-- start of Exercise inputs --

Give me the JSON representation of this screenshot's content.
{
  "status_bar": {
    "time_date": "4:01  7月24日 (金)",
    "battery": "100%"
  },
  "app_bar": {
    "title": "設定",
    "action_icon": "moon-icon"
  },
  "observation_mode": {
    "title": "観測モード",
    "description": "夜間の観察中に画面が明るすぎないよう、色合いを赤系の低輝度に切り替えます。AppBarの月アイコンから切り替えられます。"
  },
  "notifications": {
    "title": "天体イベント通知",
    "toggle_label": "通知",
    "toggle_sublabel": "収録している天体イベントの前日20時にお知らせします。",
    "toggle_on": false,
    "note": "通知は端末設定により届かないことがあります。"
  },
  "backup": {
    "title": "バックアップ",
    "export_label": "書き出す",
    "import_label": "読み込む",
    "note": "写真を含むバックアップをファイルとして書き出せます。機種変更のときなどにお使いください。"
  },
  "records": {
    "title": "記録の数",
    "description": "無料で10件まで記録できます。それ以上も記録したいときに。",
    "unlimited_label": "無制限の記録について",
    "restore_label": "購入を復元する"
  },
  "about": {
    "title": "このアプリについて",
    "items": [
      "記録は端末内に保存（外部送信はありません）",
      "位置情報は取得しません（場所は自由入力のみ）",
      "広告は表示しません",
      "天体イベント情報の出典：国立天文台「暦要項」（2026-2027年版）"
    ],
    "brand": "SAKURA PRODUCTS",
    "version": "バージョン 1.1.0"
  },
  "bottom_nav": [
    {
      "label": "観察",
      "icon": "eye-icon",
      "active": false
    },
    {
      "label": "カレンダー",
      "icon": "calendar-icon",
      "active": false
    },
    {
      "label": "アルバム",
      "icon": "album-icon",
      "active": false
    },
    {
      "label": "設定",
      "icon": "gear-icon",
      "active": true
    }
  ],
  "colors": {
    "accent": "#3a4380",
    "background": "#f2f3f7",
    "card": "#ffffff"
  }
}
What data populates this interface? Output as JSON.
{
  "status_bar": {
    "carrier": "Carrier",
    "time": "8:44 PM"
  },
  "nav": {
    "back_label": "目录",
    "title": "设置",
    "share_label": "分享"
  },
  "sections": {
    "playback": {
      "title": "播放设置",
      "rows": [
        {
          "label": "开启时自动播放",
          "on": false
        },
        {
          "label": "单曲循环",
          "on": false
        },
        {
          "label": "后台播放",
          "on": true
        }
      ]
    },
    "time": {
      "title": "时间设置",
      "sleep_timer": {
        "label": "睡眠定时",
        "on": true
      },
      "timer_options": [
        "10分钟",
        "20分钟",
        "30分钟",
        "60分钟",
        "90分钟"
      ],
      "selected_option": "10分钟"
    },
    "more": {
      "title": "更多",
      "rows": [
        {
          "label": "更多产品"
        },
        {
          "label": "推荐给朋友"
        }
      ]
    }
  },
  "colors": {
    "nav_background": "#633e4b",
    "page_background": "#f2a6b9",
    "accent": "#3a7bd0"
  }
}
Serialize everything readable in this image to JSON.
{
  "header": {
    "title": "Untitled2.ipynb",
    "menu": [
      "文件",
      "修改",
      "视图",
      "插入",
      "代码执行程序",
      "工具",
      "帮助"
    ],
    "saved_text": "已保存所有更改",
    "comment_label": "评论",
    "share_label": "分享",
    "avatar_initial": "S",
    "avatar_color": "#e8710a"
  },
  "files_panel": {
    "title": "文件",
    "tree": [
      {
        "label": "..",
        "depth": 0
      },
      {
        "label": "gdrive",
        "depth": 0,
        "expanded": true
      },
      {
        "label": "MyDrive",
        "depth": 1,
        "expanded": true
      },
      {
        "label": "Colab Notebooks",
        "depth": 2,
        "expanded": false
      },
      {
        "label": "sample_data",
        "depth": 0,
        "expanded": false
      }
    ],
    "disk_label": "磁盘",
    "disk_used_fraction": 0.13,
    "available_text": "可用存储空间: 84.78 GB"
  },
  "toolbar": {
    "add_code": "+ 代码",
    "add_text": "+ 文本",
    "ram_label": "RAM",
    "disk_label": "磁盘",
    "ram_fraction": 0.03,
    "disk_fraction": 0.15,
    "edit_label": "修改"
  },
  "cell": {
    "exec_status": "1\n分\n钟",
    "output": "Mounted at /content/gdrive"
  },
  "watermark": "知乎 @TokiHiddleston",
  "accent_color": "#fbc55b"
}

-- end of Exercise inputs --

■ Short task
Using the material above, count the lines containing the word "gdrive". Reply with the number alone.

■ Task answer
2